_Objective_
Copy out every line of the records below without changing a single character.

* * * * * * * * *

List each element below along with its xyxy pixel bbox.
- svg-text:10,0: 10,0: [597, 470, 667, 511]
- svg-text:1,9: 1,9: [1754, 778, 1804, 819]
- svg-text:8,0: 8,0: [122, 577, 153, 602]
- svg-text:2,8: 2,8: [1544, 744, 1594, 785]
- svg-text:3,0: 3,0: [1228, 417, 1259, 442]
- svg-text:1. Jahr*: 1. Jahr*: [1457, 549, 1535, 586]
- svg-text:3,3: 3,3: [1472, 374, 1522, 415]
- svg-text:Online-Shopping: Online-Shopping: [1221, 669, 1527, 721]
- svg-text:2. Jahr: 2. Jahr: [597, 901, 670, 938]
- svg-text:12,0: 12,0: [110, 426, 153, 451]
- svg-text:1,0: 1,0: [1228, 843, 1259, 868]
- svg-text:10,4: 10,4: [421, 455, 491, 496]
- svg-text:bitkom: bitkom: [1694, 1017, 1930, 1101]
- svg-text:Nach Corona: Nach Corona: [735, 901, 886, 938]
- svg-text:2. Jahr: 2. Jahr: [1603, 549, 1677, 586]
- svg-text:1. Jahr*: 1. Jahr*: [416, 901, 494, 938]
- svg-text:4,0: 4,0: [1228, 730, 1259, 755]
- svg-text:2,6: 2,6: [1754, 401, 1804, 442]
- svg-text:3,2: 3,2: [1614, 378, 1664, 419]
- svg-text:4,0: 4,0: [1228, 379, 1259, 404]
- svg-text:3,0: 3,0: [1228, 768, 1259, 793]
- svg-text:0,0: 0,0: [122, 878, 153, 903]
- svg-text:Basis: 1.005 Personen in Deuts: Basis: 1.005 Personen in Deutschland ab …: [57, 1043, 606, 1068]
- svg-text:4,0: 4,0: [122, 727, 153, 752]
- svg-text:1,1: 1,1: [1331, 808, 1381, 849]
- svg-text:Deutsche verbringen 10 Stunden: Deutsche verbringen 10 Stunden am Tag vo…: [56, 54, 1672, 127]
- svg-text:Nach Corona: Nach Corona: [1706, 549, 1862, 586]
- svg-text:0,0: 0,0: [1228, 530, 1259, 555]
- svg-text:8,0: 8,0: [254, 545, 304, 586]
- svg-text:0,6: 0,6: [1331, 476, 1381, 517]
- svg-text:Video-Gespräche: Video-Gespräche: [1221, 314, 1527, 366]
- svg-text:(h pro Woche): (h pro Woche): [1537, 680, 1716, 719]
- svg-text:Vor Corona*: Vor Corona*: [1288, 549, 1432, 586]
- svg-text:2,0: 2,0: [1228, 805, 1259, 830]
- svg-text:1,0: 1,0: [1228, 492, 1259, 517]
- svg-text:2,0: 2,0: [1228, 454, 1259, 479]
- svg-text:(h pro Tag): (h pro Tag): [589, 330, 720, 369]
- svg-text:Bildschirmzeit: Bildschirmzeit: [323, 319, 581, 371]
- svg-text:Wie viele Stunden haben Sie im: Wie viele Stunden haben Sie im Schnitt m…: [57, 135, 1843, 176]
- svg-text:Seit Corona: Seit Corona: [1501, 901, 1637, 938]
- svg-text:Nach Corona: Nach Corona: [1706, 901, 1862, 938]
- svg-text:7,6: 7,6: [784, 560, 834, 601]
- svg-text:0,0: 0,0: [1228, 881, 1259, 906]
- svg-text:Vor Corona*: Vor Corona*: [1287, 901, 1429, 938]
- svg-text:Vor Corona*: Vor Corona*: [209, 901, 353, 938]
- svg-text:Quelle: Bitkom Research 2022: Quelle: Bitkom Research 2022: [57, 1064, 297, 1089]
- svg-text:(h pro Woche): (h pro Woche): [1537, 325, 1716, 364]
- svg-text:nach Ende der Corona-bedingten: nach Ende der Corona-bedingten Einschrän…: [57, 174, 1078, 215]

* * * * * * * * *

_Solution for this problem_
List each element below along with its xyxy pixel bbox.
- svg-text:10,0: 10,0: [597, 470, 667, 511]
- svg-text:1,9: 1,9: [1754, 778, 1804, 819]
- svg-text:8,0: 8,0: [122, 577, 153, 602]
- svg-text:2,8: 2,8: [1544, 744, 1594, 785]
- svg-text:3,0: 3,0: [1228, 417, 1259, 442]
- svg-text:1. Jahr*: 1. Jahr*: [1457, 549, 1535, 586]
- svg-text:3,3: 3,3: [1472, 374, 1522, 415]
- svg-text:Online-Shopping: Online-Shopping: [1221, 669, 1527, 721]
- svg-text:2. Jahr: 2. Jahr: [597, 901, 670, 938]
- svg-text:12,0: 12,0: [110, 426, 153, 451]
- svg-text:1,0: 1,0: [1228, 843, 1259, 868]
- svg-text:10,4: 10,4: [421, 455, 491, 496]
- svg-text:bitkom: bitkom: [1694, 1017, 1930, 1101]
- svg-text:Nach Corona: Nach Corona: [735, 901, 886, 938]
- svg-text:2. Jahr: 2. Jahr: [1603, 549, 1677, 586]
- svg-text:1. Jahr*: 1. Jahr*: [416, 901, 494, 938]
- svg-text:4,0: 4,0: [1228, 730, 1259, 755]
- svg-text:2,6: 2,6: [1754, 401, 1804, 442]
- svg-text:3,2: 3,2: [1614, 378, 1664, 419]
- svg-text:4,0: 4,0: [1228, 379, 1259, 404]
- svg-text:3,0: 3,0: [1228, 768, 1259, 793]
- svg-text:0,0: 0,0: [122, 878, 153, 903]
- svg-text:Basis: 1.005 Personen in Deuts: Basis: 1.005 Personen in Deutschland ab …: [57, 1043, 606, 1068]
- svg-text:4,0: 4,0: [122, 727, 153, 752]
- svg-text:1,1: 1,1: [1331, 808, 1381, 849]
- svg-text:Deutsche verbringen 10 Stunden: Deutsche verbringen 10 Stunden am Tag vo…: [56, 54, 1672, 127]
- svg-text:Nach Corona: Nach Corona: [1706, 549, 1862, 586]
- svg-text:0,0: 0,0: [1228, 530, 1259, 555]
- svg-text:8,0: 8,0: [254, 545, 304, 586]
- svg-text:0,6: 0,6: [1331, 476, 1381, 517]
- svg-text:Video-Gespräche: Video-Gespräche: [1221, 314, 1527, 366]
- svg-text:(h pro Woche): (h pro Woche): [1537, 680, 1716, 719]
- svg-text:Vor Corona*: Vor Corona*: [1288, 549, 1432, 586]
- svg-text:2,0: 2,0: [1228, 805, 1259, 830]
- svg-text:1,0: 1,0: [1228, 492, 1259, 517]
- svg-text:2,0: 2,0: [1228, 454, 1259, 479]
- svg-text:(h pro Tag): (h pro Tag): [589, 330, 720, 369]
- svg-text:Bildschirmzeit: Bildschirmzeit: [323, 319, 581, 371]
- svg-text:Wie viele Stunden haben Sie im: Wie viele Stunden haben Sie im Schnitt m…: [57, 135, 1843, 176]
- svg-text:Seit Corona: Seit Corona: [1501, 901, 1637, 938]
- svg-text:Nach Corona: Nach Corona: [1706, 901, 1862, 938]
- svg-text:7,6: 7,6: [784, 560, 834, 601]
- svg-text:0,0: 0,0: [1228, 881, 1259, 906]
- svg-text:Vor Corona*: Vor Corona*: [1287, 901, 1429, 938]
- svg-text:Vor Corona*: Vor Corona*: [209, 901, 353, 938]
- svg-text:Quelle: Bitkom Research 2022: Quelle: Bitkom Research 2022: [57, 1064, 297, 1089]
- svg-text:(h pro Woche): (h pro Woche): [1537, 325, 1716, 364]
- svg-text:nach Ende der Corona-bedingten: nach Ende der Corona-bedingten Einschrän…: [57, 174, 1078, 215]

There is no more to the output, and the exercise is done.